— Job —
For this exercise, repeat all of the material verbatim apart from its images.

## Start The records

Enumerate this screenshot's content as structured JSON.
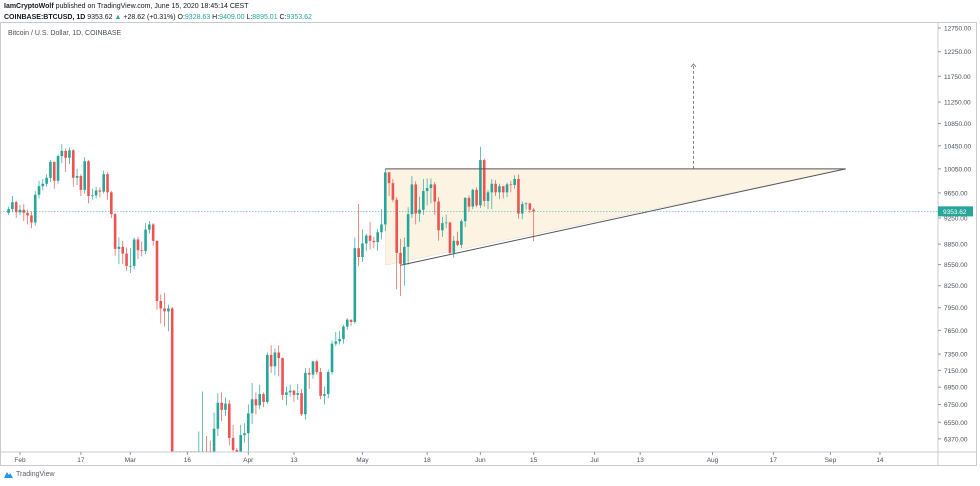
{
  "header": {
    "author": "IamCryptoWolf",
    "published": "published on TradingView.com, June 15, 2020 18:45:14 CEST",
    "symbol": "COINBASE:BTCUSD, 1D",
    "last": "9353.62",
    "change": "+28.62 (+0.31%)",
    "o_label": "O:",
    "o": "9328.63",
    "h_label": "H:",
    "h": "9409.00",
    "l_label": "L:",
    "l": "8895.01",
    "c_label": "C:",
    "c": "9353.62"
  },
  "chart_title": "Bitcoin / U.S. Dollar, 1D, COINBASE",
  "footer": {
    "brand": "TradingView"
  },
  "colors": {
    "up": "#26a69a",
    "down": "#ef5350",
    "pattern_fill": "#fdf3e3",
    "price_line": "#26a69a"
  },
  "chart_data": {
    "type": "candlestick",
    "scale": "log",
    "ylim": [
      6370,
      12750
    ],
    "yticks": [
      "12750.00",
      "12250.00",
      "11750.00",
      "11250.00",
      "10850.00",
      "10450.00",
      "10050.00",
      "9650.00",
      "9250.00",
      "8850.00",
      "8550.00",
      "8250.00",
      "7950.00",
      "7650.00",
      "7350.00",
      "7150.00",
      "6950.00",
      "6750.00",
      "6550.00",
      "6370.00"
    ],
    "xticks": [
      [
        "Feb",
        "2020-02-01"
      ],
      [
        "17",
        "2020-02-17"
      ],
      [
        "Mar",
        "2020-03-01"
      ],
      [
        "16",
        "2020-03-16"
      ],
      [
        "Apr",
        "2020-04-01"
      ],
      [
        "13",
        "2020-04-13"
      ],
      [
        "May",
        "2020-05-01"
      ],
      [
        "18",
        "2020-05-18"
      ],
      [
        "Jun",
        "2020-06-01"
      ],
      [
        "15",
        "2020-06-15"
      ],
      [
        "Jul",
        "2020-07-01"
      ],
      [
        "13",
        "2020-07-13"
      ],
      [
        "Aug",
        "2020-08-01"
      ],
      [
        "17",
        "2020-08-17"
      ],
      [
        "Sep",
        "2020-09-01"
      ],
      [
        "14",
        "2020-09-14"
      ]
    ],
    "last_price": "9353.62",
    "drawings": {
      "resistance": 10050,
      "triangle_start": [
        "2020-05-07",
        10050,
        8540
      ],
      "support": [
        [
          "2020-05-11",
          8540
        ],
        [
          "2020-09-05",
          10050
        ]
      ],
      "target_arrow": [
        "2020-07-27",
        10050,
        12000
      ]
    },
    "closes": {
      "start": "2020-01-29",
      "o0": 9330,
      "values": [
        9390,
        9500,
        9340,
        9380,
        9330,
        9290,
        9180,
        9620,
        9760,
        9800,
        9900,
        10170,
        9850,
        10270,
        10360,
        10240,
        10370,
        9900,
        9930,
        9700,
        10180,
        9600,
        9610,
        9690,
        9670,
        9960,
        9660,
        9310,
        8780,
        8810,
        8710,
        8530,
        8530,
        8920,
        8760,
        8750,
        9070,
        9150,
        8900,
        8040,
        7940,
        7900,
        7940,
        4830,
        5620,
        5170,
        5350,
        5010,
        5330,
        5420,
        6190,
        6200,
        6190,
        5830,
        6480,
        6770,
        6690,
        6760,
        6380,
        6250,
        5880,
        6410,
        6430,
        6650,
        6810,
        6740,
        6870,
        6780,
        7340,
        7200,
        7370,
        7300,
        6860,
        6890,
        6910,
        6860,
        6880,
        6640,
        7120,
        7100,
        7260,
        7130,
        6850,
        6870,
        7130,
        7480,
        7510,
        7540,
        7700,
        7790,
        7760,
        8790,
        8660,
        8860,
        8980,
        8900,
        8880,
        9030,
        9150,
        9990,
        9810,
        9540,
        8720,
        8560,
        8810,
        9310,
        9790,
        9320,
        9380,
        9680,
        9730,
        9790,
        9510,
        9060,
        9170,
        9180,
        8720,
        8900,
        8840,
        9200,
        9570,
        9430,
        9700,
        9450,
        10200,
        9520,
        9660,
        9800,
        9660,
        9760,
        9660,
        9790,
        9780,
        9880,
        9320,
        9470,
        9480,
        9380,
        9353.62
      ],
      "highs": [
        9430,
        9600,
        9520,
        9460,
        9470,
        9380,
        9350,
        9680,
        9850,
        9880,
        9960,
        10200,
        10170,
        10300,
        10480,
        10400,
        10420,
        10390,
        10050,
        9960,
        10250,
        10200,
        9720,
        9750,
        9740,
        10020,
        9990,
        9680,
        9330,
        8950,
        8900,
        8800,
        8790,
        8950,
        8960,
        8890,
        9170,
        9200,
        9170,
        8900,
        8130,
        8150,
        7990,
        7960,
        5950,
        5800,
        5400,
        5380,
        5400,
        5540,
        6450,
        6900,
        6400,
        6350,
        6660,
        6880,
        6890,
        6830,
        6800,
        6520,
        6270,
        6520,
        6540,
        6750,
        7000,
        6890,
        6980,
        6890,
        7370,
        7460,
        7420,
        7460,
        7310,
        6960,
        6980,
        6920,
        6990,
        6930,
        7180,
        7180,
        7270,
        7280,
        7180,
        6960,
        7160,
        7520,
        7630,
        7640,
        7720,
        7810,
        7790,
        8950,
        9470,
        9070,
        9010,
        9190,
        8960,
        9080,
        9390,
        10050,
        10000,
        9880,
        9580,
        8930,
        8950,
        9420,
        9930,
        9840,
        9590,
        9880,
        9890,
        9890,
        9830,
        9580,
        9270,
        9300,
        9190,
        8970,
        9040,
        9230,
        9580,
        9610,
        9720,
        9740,
        10430,
        10230,
        9700,
        9880,
        9860,
        9800,
        9740,
        9820,
        9850,
        9940,
        9960,
        9510,
        9500,
        9490,
        9409
      ],
      "lows": [
        9300,
        9340,
        9250,
        9290,
        9200,
        9150,
        9090,
        9130,
        9560,
        9690,
        9750,
        9830,
        9720,
        9800,
        10150,
        10000,
        10130,
        9750,
        9780,
        9600,
        9640,
        9480,
        9540,
        9560,
        9580,
        9640,
        9540,
        9250,
        8680,
        8560,
        8560,
        8460,
        8430,
        8480,
        8630,
        8670,
        8700,
        9010,
        8830,
        7920,
        7740,
        7700,
        7640,
        4400,
        3850,
        5040,
        4980,
        4920,
        5020,
        5220,
        5260,
        5970,
        5850,
        5770,
        5790,
        6400,
        6560,
        6620,
        6300,
        6150,
        5860,
        5880,
        6330,
        6150,
        6530,
        6640,
        6700,
        6720,
        6760,
        7120,
        7090,
        7080,
        6800,
        6740,
        6840,
        6780,
        6800,
        6620,
        6580,
        6930,
        7050,
        7100,
        6810,
        6750,
        6820,
        7100,
        7450,
        7470,
        7480,
        7660,
        7710,
        7740,
        8530,
        8590,
        8750,
        8770,
        8790,
        8750,
        8920,
        9050,
        9600,
        9500,
        8200,
        8110,
        8250,
        8550,
        9250,
        9150,
        9190,
        9300,
        9450,
        9480,
        9300,
        8900,
        8960,
        9090,
        8700,
        8650,
        8820,
        8790,
        9110,
        9350,
        9390,
        9420,
        9410,
        9430,
        9390,
        9390,
        9600,
        9550,
        9560,
        9580,
        9660,
        9720,
        9240,
        9230,
        9380,
        9330,
        8895.01
      ]
    }
  }
}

## End The records

— Problem solution —
Enumerate this screenshot's content as structured JSON.
{
  "header": {
    "author": "IamCryptoWolf",
    "published": "published on TradingView.com, June 15, 2020 18:45:14 CEST",
    "symbol": "COINBASE:BTCUSD, 1D",
    "last": "9353.62",
    "change": "+28.62 (+0.31%)",
    "o_label": "O:",
    "o": "9328.63",
    "h_label": "H:",
    "h": "9409.00",
    "l_label": "L:",
    "l": "8895.01",
    "c_label": "C:",
    "c": "9353.62"
  },
  "chart_title": "Bitcoin / U.S. Dollar, 1D, COINBASE",
  "footer": {
    "brand": "TradingView"
  },
  "colors": {
    "up": "#26a69a",
    "down": "#ef5350",
    "pattern_fill": "#fdf3e3",
    "price_line": "#26a69a"
  },
  "chart_data": {
    "type": "candlestick",
    "scale": "log",
    "ylim": [
      6370,
      12750
    ],
    "yticks": [
      "12750.00",
      "12250.00",
      "11750.00",
      "11250.00",
      "10850.00",
      "10450.00",
      "10050.00",
      "9650.00",
      "9250.00",
      "8850.00",
      "8550.00",
      "8250.00",
      "7950.00",
      "7650.00",
      "7350.00",
      "7150.00",
      "6950.00",
      "6750.00",
      "6550.00",
      "6370.00"
    ],
    "xticks": [
      [
        "Feb",
        "2020-02-01"
      ],
      [
        "17",
        "2020-02-17"
      ],
      [
        "Mar",
        "2020-03-01"
      ],
      [
        "16",
        "2020-03-16"
      ],
      [
        "Apr",
        "2020-04-01"
      ],
      [
        "13",
        "2020-04-13"
      ],
      [
        "May",
        "2020-05-01"
      ],
      [
        "18",
        "2020-05-18"
      ],
      [
        "Jun",
        "2020-06-01"
      ],
      [
        "15",
        "2020-06-15"
      ],
      [
        "Jul",
        "2020-07-01"
      ],
      [
        "13",
        "2020-07-13"
      ],
      [
        "Aug",
        "2020-08-01"
      ],
      [
        "17",
        "2020-08-17"
      ],
      [
        "Sep",
        "2020-09-01"
      ],
      [
        "14",
        "2020-09-14"
      ]
    ],
    "last_price": "9353.62",
    "drawings": {
      "resistance": 10050,
      "triangle_start": [
        "2020-05-07",
        10050,
        8540
      ],
      "support": [
        [
          "2020-05-11",
          8540
        ],
        [
          "2020-09-05",
          10050
        ]
      ],
      "target_arrow": [
        "2020-07-27",
        10050,
        12000
      ]
    },
    "closes": {
      "start": "2020-01-29",
      "o0": 9330,
      "values": [
        9390,
        9500,
        9340,
        9380,
        9330,
        9290,
        9180,
        9620,
        9760,
        9800,
        9900,
        10170,
        9850,
        10270,
        10360,
        10240,
        10370,
        9900,
        9930,
        9700,
        10180,
        9600,
        9610,
        9690,
        9670,
        9960,
        9660,
        9310,
        8780,
        8810,
        8710,
        8530,
        8530,
        8920,
        8760,
        8750,
        9070,
        9150,
        8900,
        8040,
        7940,
        7900,
        7940,
        4830,
        5620,
        5170,
        5350,
        5010,
        5330,
        5420,
        6190,
        6200,
        6190,
        5830,
        6480,
        6770,
        6690,
        6760,
        6380,
        6250,
        5880,
        6410,
        6430,
        6650,
        6810,
        6740,
        6870,
        6780,
        7340,
        7200,
        7370,
        7300,
        6860,
        6890,
        6910,
        6860,
        6880,
        6640,
        7120,
        7100,
        7260,
        7130,
        6850,
        6870,
        7130,
        7480,
        7510,
        7540,
        7700,
        7790,
        7760,
        8790,
        8660,
        8860,
        8980,
        8900,
        8880,
        9030,
        9150,
        9990,
        9810,
        9540,
        8720,
        8560,
        8810,
        9310,
        9790,
        9320,
        9380,
        9680,
        9730,
        9790,
        9510,
        9060,
        9170,
        9180,
        8720,
        8900,
        8840,
        9200,
        9570,
        9430,
        9700,
        9450,
        10200,
        9520,
        9660,
        9800,
        9660,
        9760,
        9660,
        9790,
        9780,
        9880,
        9320,
        9470,
        9480,
        9380,
        9353.62
      ],
      "highs": [
        9430,
        9600,
        9520,
        9460,
        9470,
        9380,
        9350,
        9680,
        9850,
        9880,
        9960,
        10200,
        10170,
        10300,
        10480,
        10400,
        10420,
        10390,
        10050,
        9960,
        10250,
        10200,
        9720,
        9750,
        9740,
        10020,
        9990,
        9680,
        9330,
        8950,
        8900,
        8800,
        8790,
        8950,
        8960,
        8890,
        9170,
        9200,
        9170,
        8900,
        8130,
        8150,
        7990,
        7960,
        5950,
        5800,
        5400,
        5380,
        5400,
        5540,
        6450,
        6900,
        6400,
        6350,
        6660,
        6880,
        6890,
        6830,
        6800,
        6520,
        6270,
        6520,
        6540,
        6750,
        7000,
        6890,
        6980,
        6890,
        7370,
        7460,
        7420,
        7460,
        7310,
        6960,
        6980,
        6920,
        6990,
        6930,
        7180,
        7180,
        7270,
        7280,
        7180,
        6960,
        7160,
        7520,
        7630,
        7640,
        7720,
        7810,
        7790,
        8950,
        9470,
        9070,
        9010,
        9190,
        8960,
        9080,
        9390,
        10050,
        10000,
        9880,
        9580,
        8930,
        8950,
        9420,
        9930,
        9840,
        9590,
        9880,
        9890,
        9890,
        9830,
        9580,
        9270,
        9300,
        9190,
        8970,
        9040,
        9230,
        9580,
        9610,
        9720,
        9740,
        10430,
        10230,
        9700,
        9880,
        9860,
        9800,
        9740,
        9820,
        9850,
        9940,
        9960,
        9510,
        9500,
        9490,
        9409
      ],
      "lows": [
        9300,
        9340,
        9250,
        9290,
        9200,
        9150,
        9090,
        9130,
        9560,
        9690,
        9750,
        9830,
        9720,
        9800,
        10150,
        10000,
        10130,
        9750,
        9780,
        9600,
        9640,
        9480,
        9540,
        9560,
        9580,
        9640,
        9540,
        9250,
        8680,
        8560,
        8560,
        8460,
        8430,
        8480,
        8630,
        8670,
        8700,
        9010,
        8830,
        7920,
        7740,
        7700,
        7640,
        4400,
        3850,
        5040,
        4980,
        4920,
        5020,
        5220,
        5260,
        5970,
        5850,
        5770,
        5790,
        6400,
        6560,
        6620,
        6300,
        6150,
        5860,
        5880,
        6330,
        6150,
        6530,
        6640,
        6700,
        6720,
        6760,
        7120,
        7090,
        7080,
        6800,
        6740,
        6840,
        6780,
        6800,
        6620,
        6580,
        6930,
        7050,
        7100,
        6810,
        6750,
        6820,
        7100,
        7450,
        7470,
        7480,
        7660,
        7710,
        7740,
        8530,
        8590,
        8750,
        8770,
        8790,
        8750,
        8920,
        9050,
        9600,
        9500,
        8200,
        8110,
        8250,
        8550,
        9250,
        9150,
        9190,
        9300,
        9450,
        9480,
        9300,
        8900,
        8960,
        9090,
        8700,
        8650,
        8820,
        8790,
        9110,
        9350,
        9390,
        9420,
        9410,
        9430,
        9390,
        9390,
        9600,
        9550,
        9560,
        9580,
        9660,
        9720,
        9240,
        9230,
        9380,
        9330,
        8895.01
      ]
    }
  }
}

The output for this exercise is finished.